**Document segment**
E-Verify: The GOP Model For National Reform?

With Republican House Judiciary Committee Chairmen Lamar Smith on the verge of releasing legislation that would propose to make E-Verify mandatory Ross Douthat, in his Sunday editorial,  took the idea of a mandatory E-Verity a step further.

Douthat also saw the Supreme Court Decision on the Legal Arizona Workers act as a reason to move forward with a national E-Verify system:

The E-Verify law was never as polarizing as last year’s police-powers legislation, but it still attracted plenty of opposition. Arizona business interests called it unfair and draconian. (An employer’s business license is suspended for the first offense and revoked for the second.) Civil liberties groups argued that the E-Verify database’s error rate is unacceptably high, and that the law creates a presumptive bias against hiring Hispanics.

There are of course problems with assertion, mainly that E-Verify is riddled with errors, a GAO Report noted for FY 2009:

  • U.S. Citizenship and Immigration Services (USCIS) said 76 percent of name-related Tentative Non-Confirmations (TNCs)  were issued to citizens (i.e. there is a mismatch in the name submitted for verification and SSA and DHS databases, such as misspellings, name changes, and errors associated with having multiple surnames). 
  • If E-Verify were made mandatory, GAO reported that the agencies estimate there would be 60 million queries per year, and 164,000 citizen and non-citizen new hires would receive a name-related TNC each year. 
  • If the entire existing workforce were required to be verified, the number of TNCs would be substantially greater.  GAO has found that workers often face significant challenges in resolving erroneous TNCs.

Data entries
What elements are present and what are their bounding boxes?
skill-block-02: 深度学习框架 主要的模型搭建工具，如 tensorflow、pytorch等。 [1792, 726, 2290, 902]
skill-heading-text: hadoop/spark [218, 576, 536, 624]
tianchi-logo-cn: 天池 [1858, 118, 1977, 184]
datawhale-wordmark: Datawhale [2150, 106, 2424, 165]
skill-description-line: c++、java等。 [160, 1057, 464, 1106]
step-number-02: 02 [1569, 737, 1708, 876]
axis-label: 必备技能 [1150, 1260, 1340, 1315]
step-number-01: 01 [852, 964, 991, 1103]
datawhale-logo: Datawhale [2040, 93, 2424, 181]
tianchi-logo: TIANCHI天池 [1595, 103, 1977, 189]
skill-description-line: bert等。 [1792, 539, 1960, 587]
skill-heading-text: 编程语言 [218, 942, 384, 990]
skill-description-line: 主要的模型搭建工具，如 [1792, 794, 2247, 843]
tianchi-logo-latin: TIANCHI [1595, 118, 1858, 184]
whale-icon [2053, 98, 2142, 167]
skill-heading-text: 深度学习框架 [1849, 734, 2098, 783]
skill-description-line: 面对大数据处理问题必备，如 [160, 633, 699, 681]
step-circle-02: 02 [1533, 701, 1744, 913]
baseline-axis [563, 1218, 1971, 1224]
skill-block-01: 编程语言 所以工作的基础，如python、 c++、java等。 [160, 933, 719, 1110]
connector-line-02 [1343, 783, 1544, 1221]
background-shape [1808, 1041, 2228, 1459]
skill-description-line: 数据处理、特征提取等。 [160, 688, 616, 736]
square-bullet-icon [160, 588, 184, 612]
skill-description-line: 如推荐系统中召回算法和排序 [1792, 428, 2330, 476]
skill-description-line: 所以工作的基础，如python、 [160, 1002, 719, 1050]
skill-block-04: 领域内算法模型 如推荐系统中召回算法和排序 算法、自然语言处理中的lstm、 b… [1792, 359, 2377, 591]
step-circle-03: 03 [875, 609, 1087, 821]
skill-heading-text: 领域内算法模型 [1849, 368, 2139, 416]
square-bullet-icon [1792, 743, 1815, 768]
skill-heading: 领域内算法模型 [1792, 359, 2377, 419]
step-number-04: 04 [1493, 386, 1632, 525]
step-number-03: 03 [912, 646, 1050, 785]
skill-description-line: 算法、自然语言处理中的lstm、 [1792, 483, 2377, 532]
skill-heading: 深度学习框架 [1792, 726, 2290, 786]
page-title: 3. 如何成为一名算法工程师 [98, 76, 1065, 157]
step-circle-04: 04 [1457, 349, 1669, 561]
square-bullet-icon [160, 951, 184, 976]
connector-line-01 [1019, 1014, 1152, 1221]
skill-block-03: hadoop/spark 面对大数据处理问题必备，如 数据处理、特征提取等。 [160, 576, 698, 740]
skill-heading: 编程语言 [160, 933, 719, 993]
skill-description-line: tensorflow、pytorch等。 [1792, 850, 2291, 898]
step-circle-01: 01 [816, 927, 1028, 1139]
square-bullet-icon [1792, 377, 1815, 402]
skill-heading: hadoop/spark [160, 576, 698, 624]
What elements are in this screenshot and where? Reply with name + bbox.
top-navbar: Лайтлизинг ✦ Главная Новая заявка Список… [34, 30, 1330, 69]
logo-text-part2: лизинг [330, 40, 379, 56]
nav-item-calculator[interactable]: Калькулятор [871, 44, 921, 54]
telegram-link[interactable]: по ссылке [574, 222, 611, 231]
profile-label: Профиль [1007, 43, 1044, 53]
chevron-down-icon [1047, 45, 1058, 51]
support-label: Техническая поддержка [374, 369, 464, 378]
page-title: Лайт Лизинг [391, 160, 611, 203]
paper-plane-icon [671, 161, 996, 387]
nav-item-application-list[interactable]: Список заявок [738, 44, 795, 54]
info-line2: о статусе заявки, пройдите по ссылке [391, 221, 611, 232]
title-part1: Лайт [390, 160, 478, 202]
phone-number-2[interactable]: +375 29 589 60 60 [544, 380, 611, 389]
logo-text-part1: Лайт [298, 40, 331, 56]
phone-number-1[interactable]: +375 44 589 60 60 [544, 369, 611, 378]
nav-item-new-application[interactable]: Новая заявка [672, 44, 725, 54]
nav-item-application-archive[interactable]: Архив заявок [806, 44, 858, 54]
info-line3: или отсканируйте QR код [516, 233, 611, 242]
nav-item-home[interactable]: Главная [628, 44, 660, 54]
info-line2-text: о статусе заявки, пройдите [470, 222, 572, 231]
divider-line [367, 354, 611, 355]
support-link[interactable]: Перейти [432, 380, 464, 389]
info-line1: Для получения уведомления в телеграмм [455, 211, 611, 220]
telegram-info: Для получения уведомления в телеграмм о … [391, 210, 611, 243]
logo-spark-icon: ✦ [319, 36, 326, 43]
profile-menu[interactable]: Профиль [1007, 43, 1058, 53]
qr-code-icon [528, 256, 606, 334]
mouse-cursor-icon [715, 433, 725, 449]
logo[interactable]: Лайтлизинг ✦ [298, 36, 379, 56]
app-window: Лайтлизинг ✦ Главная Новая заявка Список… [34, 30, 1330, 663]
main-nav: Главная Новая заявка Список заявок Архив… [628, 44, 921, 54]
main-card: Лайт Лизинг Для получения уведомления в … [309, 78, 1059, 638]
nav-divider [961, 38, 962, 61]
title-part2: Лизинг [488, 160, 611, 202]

**Complete the following**
1. According to the E-Verify article, how many queries per year did the agencies estimate a mandatory E-Verify would produce?
2. Please reproduce the E-Verify article from "With Republican House" to "a step further.".
3. Carry on writing the E-Verify article, starting right after its last sentence.

**Answers**
1. 60 million queries per year.

2.
With Republican House Judiciary Committee Chairmen Lamar Smith on the verge of releasing legislation that would propose to make E-Verify mandatory Ross Douthat, in his Sunday editorial,  took the idea of a mandatory E-Verity a step further.

3.
Despite these problems Douthat sees E-Verify as a way forward on reforming our immigration system:

Advocates for “comprehensive” reform, the holy grail of liberal Democrats and moderate Republicans alike, have long implied that it’s essentially impossible to prevent illegal immigrants from finding their way to eager employers. Instead, they argue, we have no choice but to ratify the status quo — i.e., mass low-skilled immigration from Mexico and Central America — by creating a vast new guest-worker program and offering citizenship to illegal immigrants already here. So far, though, Arizona’s E-Verify law seems to be providing a strong counterpoint to this counsel of despair.

Douthat does give credit where credit is due, and notes that the Obama Administration is stepping up prosecutions on employers, he also sees this as a way to do away with giving undocumented immigrants a pathway to citizenship. The problem with this construct is, even if E-Verify worked well enough to detect all undocumented immigrants it would still not provide a way to remove them all in a cost effective manner. With the House gearing up to move on legislation making E-Verify mandatory every where, it is increasingly looking like E-Verify and enforcement legislation are the only tools which the GOP will utilize to fix our broken immigration system.